Objective → Restate the data below word for word. Skip any images it contains.

Recorded information →
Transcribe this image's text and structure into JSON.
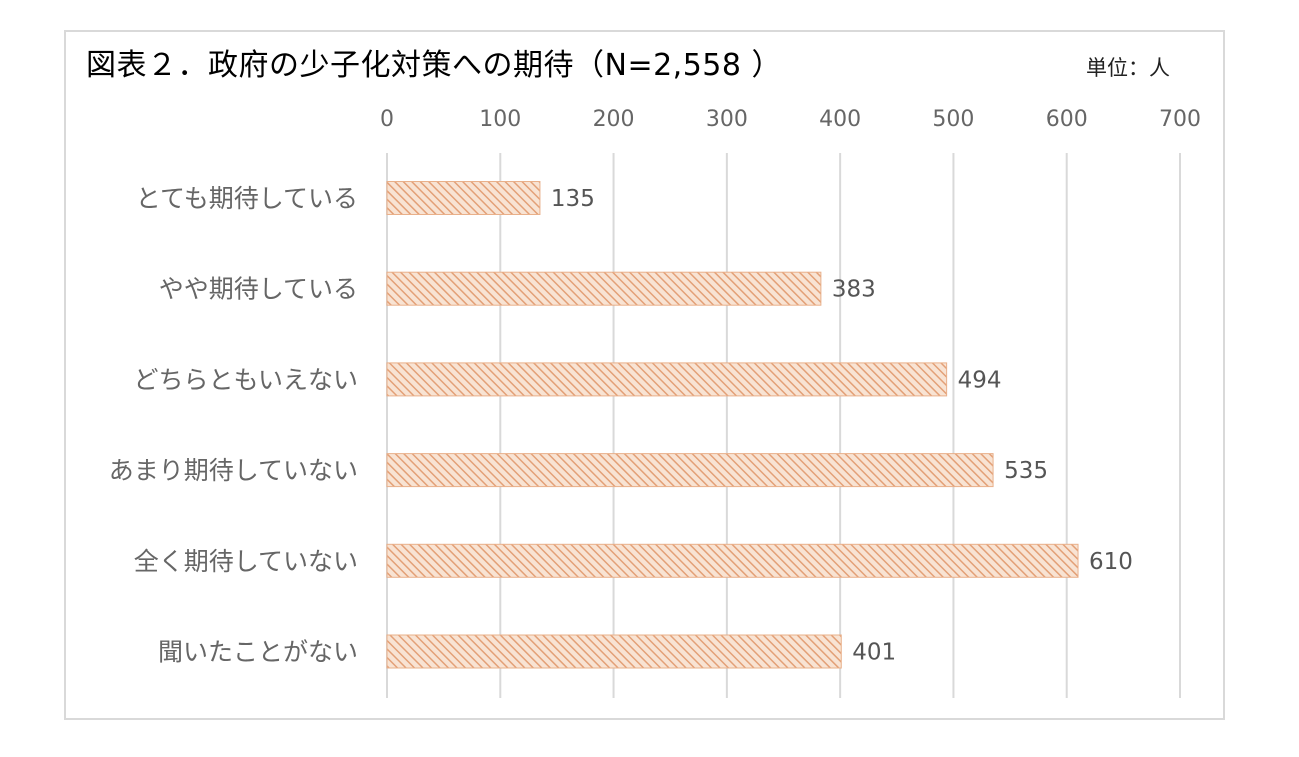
{
  "chart_data": {
    "type": "bar",
    "orientation": "horizontal",
    "title": "図表２．政府の少子化対策への期待（N=2,558 ）",
    "unit_label": "単位：人",
    "categories": [
      "とても期待している",
      "やや期待している",
      "どちらともいえない",
      "あまり期待していない",
      "全く期待していない",
      "聞いたことがない"
    ],
    "values": [
      135,
      383,
      494,
      535,
      610,
      401
    ],
    "xlim": [
      0,
      700
    ],
    "x_ticks": [
      0,
      100,
      200,
      300,
      400,
      500,
      600,
      700
    ],
    "x_axis_position": "top",
    "grid": true,
    "data_labels": true,
    "colors": {
      "bar_fill": "#f8e3d3",
      "bar_stripe": "#e3a077",
      "bar_border": "#e9b08a",
      "grid": "#d9d9d9"
    }
  }
}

Solution to this task →
Transcribe this image's text and structure into JSON.
{
  "chart_data": {
    "type": "bar",
    "orientation": "horizontal",
    "title": "図表２．政府の少子化対策への期待（N=2,558 ）",
    "unit_label": "単位：人",
    "categories": [
      "とても期待している",
      "やや期待している",
      "どちらともいえない",
      "あまり期待していない",
      "全く期待していない",
      "聞いたことがない"
    ],
    "values": [
      135,
      383,
      494,
      535,
      610,
      401
    ],
    "xlim": [
      0,
      700
    ],
    "x_ticks": [
      0,
      100,
      200,
      300,
      400,
      500,
      600,
      700
    ],
    "x_axis_position": "top",
    "grid": true,
    "data_labels": true,
    "colors": {
      "bar_fill": "#f8e3d3",
      "bar_stripe": "#e3a077",
      "bar_border": "#e9b08a",
      "grid": "#d9d9d9"
    }
  }
}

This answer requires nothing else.